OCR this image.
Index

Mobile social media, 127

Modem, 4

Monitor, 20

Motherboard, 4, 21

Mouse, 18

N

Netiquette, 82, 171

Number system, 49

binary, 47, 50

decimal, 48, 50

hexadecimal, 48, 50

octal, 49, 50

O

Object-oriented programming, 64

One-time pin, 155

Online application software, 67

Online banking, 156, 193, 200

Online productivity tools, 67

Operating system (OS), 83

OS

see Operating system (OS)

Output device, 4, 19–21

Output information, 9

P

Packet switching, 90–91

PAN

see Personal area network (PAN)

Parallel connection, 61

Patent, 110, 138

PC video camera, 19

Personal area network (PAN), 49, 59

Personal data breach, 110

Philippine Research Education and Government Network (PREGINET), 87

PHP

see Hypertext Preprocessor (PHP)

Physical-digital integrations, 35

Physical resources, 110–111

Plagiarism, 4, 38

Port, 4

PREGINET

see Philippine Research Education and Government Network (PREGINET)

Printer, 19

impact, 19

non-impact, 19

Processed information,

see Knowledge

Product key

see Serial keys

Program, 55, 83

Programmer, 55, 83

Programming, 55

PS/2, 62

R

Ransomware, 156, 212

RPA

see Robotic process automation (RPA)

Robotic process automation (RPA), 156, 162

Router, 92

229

* * * * * * * * *

REQUIREMENT: Print every entry exactly as it appears.

RESULT OF THIS EXERCISE:
OCR this image.
Index

Mobile social media, 127

Modem, 4

Monitor, 20

Motherboard, 4, 21

Mouse, 18

N

Netiquette, 82, 171

Number system, 49

binary, 47, 50

decimal, 48, 50

hexadecimal, 48, 50

octal, 49, 50

O

Object-oriented programming, 64

One-time pin, 155

Online application software, 67

Online banking, 156, 193, 200

Online productivity tools, 67

Operating system (OS), 83

OS

see Operating system (OS)

Output device, 4, 19–21

Output information, 9

P

Packet switching, 90–91

PAN

see Personal area network (PAN)

Parallel connection, 61

Patent, 110, 138

PC video camera, 19

Personal area network (PAN), 49, 59

Personal data breach, 110

Philippine Research Education and Government Network (PREGINET), 87

PHP

see Hypertext Preprocessor (PHP)

Physical-digital integrations, 35

Physical resources, 110–111

Plagiarism, 4, 38

Port, 4

PREGINET

see Philippine Research Education and Government Network (PREGINET)

Printer, 19

impact, 19

non-impact, 19

Processed information,

see Knowledge

Product key

see Serial keys

Program, 55, 83

Programmer, 55, 83

Programming, 55

PS/2, 62

R

Ransomware, 156, 212

RPA

see Robotic process automation (RPA)

Robotic process automation (RPA), 156, 162

Router, 92

229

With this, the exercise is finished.